Recorded information -

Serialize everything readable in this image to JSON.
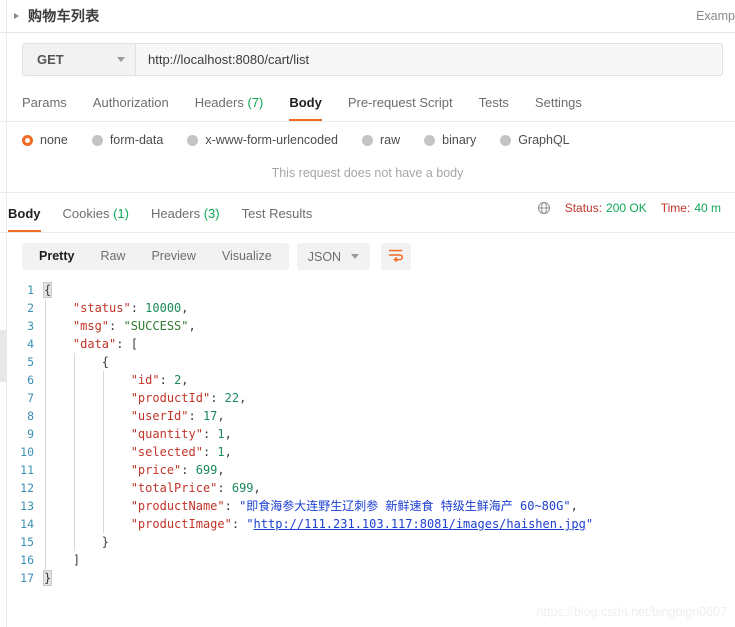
{
  "window": {
    "request_name": "购物车列表",
    "examples_label": "Examp",
    "collapse_icon": "triangle-right-icon"
  },
  "url_bar": {
    "method": "GET",
    "url": "http://localhost:8080/cart/list",
    "method_caret_icon": "chevron-down-icon"
  },
  "request_tabs": [
    {
      "label": "Params",
      "count": "",
      "active": false
    },
    {
      "label": "Authorization",
      "count": "",
      "active": false
    },
    {
      "label": "Headers",
      "count": "(7)",
      "active": false
    },
    {
      "label": "Body",
      "count": "",
      "active": true
    },
    {
      "label": "Pre-request Script",
      "count": "",
      "active": false
    },
    {
      "label": "Tests",
      "count": "",
      "active": false
    },
    {
      "label": "Settings",
      "count": "",
      "active": false
    }
  ],
  "body_types": [
    {
      "label": "none",
      "selected": true
    },
    {
      "label": "form-data",
      "selected": false
    },
    {
      "label": "x-www-form-urlencoded",
      "selected": false
    },
    {
      "label": "raw",
      "selected": false
    },
    {
      "label": "binary",
      "selected": false
    },
    {
      "label": "GraphQL",
      "selected": false
    }
  ],
  "body_empty_message": "This request does not have a body",
  "response_tabs": [
    {
      "label": "Body",
      "count": "",
      "active": true
    },
    {
      "label": "Cookies",
      "count": "(1)",
      "active": false
    },
    {
      "label": "Headers",
      "count": "(3)",
      "active": false
    },
    {
      "label": "Test Results",
      "count": "",
      "active": false
    }
  ],
  "response_meta": {
    "globe_icon": "globe-icon",
    "status_label": "Status:",
    "status_value": "200 OK",
    "time_label": "Time:",
    "time_value": "40 m"
  },
  "viewer_toolbar": {
    "modes": [
      {
        "label": "Pretty",
        "active": true
      },
      {
        "label": "Raw",
        "active": false
      },
      {
        "label": "Preview",
        "active": false
      },
      {
        "label": "Visualize",
        "active": false
      }
    ],
    "format": "JSON",
    "format_caret_icon": "chevron-down-icon",
    "wrap_icon": "wrap-lines-icon"
  },
  "response_body": {
    "lines": [
      {
        "num": "1",
        "indent": 0,
        "tokens": [
          {
            "t": "brace",
            "v": "{"
          }
        ]
      },
      {
        "num": "2",
        "indent": 1,
        "tokens": [
          {
            "t": "k",
            "v": "\"status\""
          },
          {
            "t": "p",
            "v": ": "
          },
          {
            "t": "n",
            "v": "10000"
          },
          {
            "t": "p",
            "v": ","
          }
        ]
      },
      {
        "num": "3",
        "indent": 1,
        "tokens": [
          {
            "t": "k",
            "v": "\"msg\""
          },
          {
            "t": "p",
            "v": ": "
          },
          {
            "t": "g",
            "v": "\"SUCCESS\""
          },
          {
            "t": "p",
            "v": ","
          }
        ]
      },
      {
        "num": "4",
        "indent": 1,
        "tokens": [
          {
            "t": "k",
            "v": "\"data\""
          },
          {
            "t": "p",
            "v": ": ["
          }
        ]
      },
      {
        "num": "5",
        "indent": 2,
        "tokens": [
          {
            "t": "p",
            "v": "{"
          }
        ]
      },
      {
        "num": "6",
        "indent": 3,
        "tokens": [
          {
            "t": "k",
            "v": "\"id\""
          },
          {
            "t": "p",
            "v": ": "
          },
          {
            "t": "n",
            "v": "2"
          },
          {
            "t": "p",
            "v": ","
          }
        ]
      },
      {
        "num": "7",
        "indent": 3,
        "tokens": [
          {
            "t": "k",
            "v": "\"productId\""
          },
          {
            "t": "p",
            "v": ": "
          },
          {
            "t": "n",
            "v": "22"
          },
          {
            "t": "p",
            "v": ","
          }
        ]
      },
      {
        "num": "8",
        "indent": 3,
        "tokens": [
          {
            "t": "k",
            "v": "\"userId\""
          },
          {
            "t": "p",
            "v": ": "
          },
          {
            "t": "n",
            "v": "17"
          },
          {
            "t": "p",
            "v": ","
          }
        ]
      },
      {
        "num": "9",
        "indent": 3,
        "tokens": [
          {
            "t": "k",
            "v": "\"quantity\""
          },
          {
            "t": "p",
            "v": ": "
          },
          {
            "t": "n",
            "v": "1"
          },
          {
            "t": "p",
            "v": ","
          }
        ]
      },
      {
        "num": "10",
        "indent": 3,
        "tokens": [
          {
            "t": "k",
            "v": "\"selected\""
          },
          {
            "t": "p",
            "v": ": "
          },
          {
            "t": "n",
            "v": "1"
          },
          {
            "t": "p",
            "v": ","
          }
        ]
      },
      {
        "num": "11",
        "indent": 3,
        "tokens": [
          {
            "t": "k",
            "v": "\"price\""
          },
          {
            "t": "p",
            "v": ": "
          },
          {
            "t": "n",
            "v": "699"
          },
          {
            "t": "p",
            "v": ","
          }
        ]
      },
      {
        "num": "12",
        "indent": 3,
        "tokens": [
          {
            "t": "k",
            "v": "\"totalPrice\""
          },
          {
            "t": "p",
            "v": ": "
          },
          {
            "t": "n",
            "v": "699"
          },
          {
            "t": "p",
            "v": ","
          }
        ]
      },
      {
        "num": "13",
        "indent": 3,
        "tokens": [
          {
            "t": "k",
            "v": "\"productName\""
          },
          {
            "t": "p",
            "v": ": "
          },
          {
            "t": "s",
            "v": "\"即食海参大连野生辽刺参 新鲜速食 特级生鲜海产 60~80G\""
          },
          {
            "t": "p",
            "v": ","
          }
        ]
      },
      {
        "num": "14",
        "indent": 3,
        "tokens": [
          {
            "t": "k",
            "v": "\"productImage\""
          },
          {
            "t": "p",
            "v": ": "
          },
          {
            "t": "s",
            "v": "\""
          },
          {
            "t": "lnk",
            "v": "http://111.231.103.117:8081/images/haishen.jpg"
          },
          {
            "t": "s",
            "v": "\""
          }
        ]
      },
      {
        "num": "15",
        "indent": 2,
        "tokens": [
          {
            "t": "p",
            "v": "}"
          }
        ]
      },
      {
        "num": "16",
        "indent": 1,
        "tokens": [
          {
            "t": "p",
            "v": "]"
          }
        ]
      },
      {
        "num": "17",
        "indent": 0,
        "tokens": [
          {
            "t": "brace",
            "v": "}"
          }
        ]
      }
    ]
  },
  "watermark": "https://blog.csdn.net/bingbign0607"
}
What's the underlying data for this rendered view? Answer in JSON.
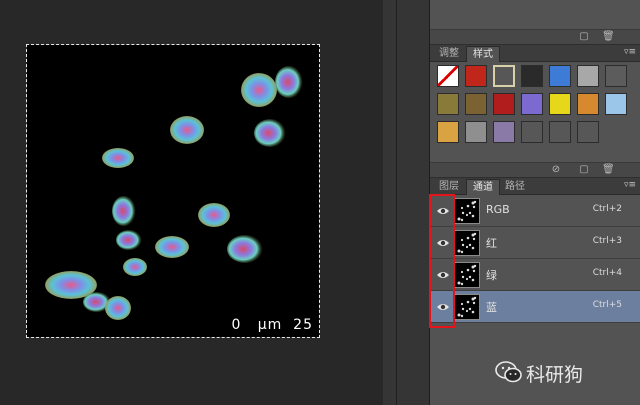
{
  "canvas": {
    "scalebar_text": "0   µm  25"
  },
  "styles_panel": {
    "tabs": [
      "调整",
      "样式"
    ],
    "active_tab": "样式",
    "menu_icon": "panel-menu-icon",
    "swatches": [
      {
        "name": "style-none-swatch",
        "color": "#ffffff"
      },
      {
        "name": "style-red-glow-swatch",
        "color": "#c0261a"
      },
      {
        "name": "style-outline-swatch",
        "color": "#ece6c8"
      },
      {
        "name": "style-dark-bevel-swatch",
        "color": "#2a2a2a"
      },
      {
        "name": "style-blue-bevel-swatch",
        "color": "#3d7bd6"
      },
      {
        "name": "style-gray-swatch",
        "color": "#a8a8a8"
      },
      {
        "name": "style-dark-gray-swatch",
        "color": "#5c5c5c"
      },
      {
        "name": "style-gold-texture-swatch",
        "color": "#8a7a3a"
      },
      {
        "name": "style-brown-swatch",
        "color": "#7a6232"
      },
      {
        "name": "style-red-stripe-swatch",
        "color": "#b11c1c"
      },
      {
        "name": "style-multicolor-swatch",
        "color": "#7d6ad0"
      },
      {
        "name": "style-yellow-swatch",
        "color": "#e6d71a"
      },
      {
        "name": "style-orange-gradient-swatch",
        "color": "#d6892e"
      },
      {
        "name": "style-light-blue-swatch",
        "color": "#9bc6ea"
      },
      {
        "name": "style-sunset-swatch",
        "color": "#d9a243"
      },
      {
        "name": "style-pattern-swatch",
        "color": "#8f8f8f"
      },
      {
        "name": "style-purple-bevel-swatch",
        "color": "#8a7aa8"
      },
      {
        "name": "style-empty-1-swatch",
        "color": "#575757"
      },
      {
        "name": "style-empty-2-swatch",
        "color": "#575757"
      },
      {
        "name": "style-empty-3-swatch",
        "color": "#575757"
      }
    ]
  },
  "channels_panel": {
    "tabs": [
      "图层",
      "通道",
      "路径"
    ],
    "active_tab": "通道",
    "rows": [
      {
        "name": "RGB",
        "shortcut": "Ctrl+2",
        "selected": false
      },
      {
        "name": "红",
        "shortcut": "Ctrl+3",
        "selected": false
      },
      {
        "name": "绿",
        "shortcut": "Ctrl+4",
        "selected": false
      },
      {
        "name": "蓝",
        "shortcut": "Ctrl+5",
        "selected": true
      }
    ]
  },
  "watermark": {
    "text": "科研狗",
    "icon": "wechat-icon"
  }
}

Description of the task - Report each line in the data that holds the word "Ctrl".

Finished task -
        "shortcut": "Ctrl+2",
        "shortcut": "Ctrl+3",
        "shortcut": "Ctrl+4",
        "shortcut": "Ctrl+5",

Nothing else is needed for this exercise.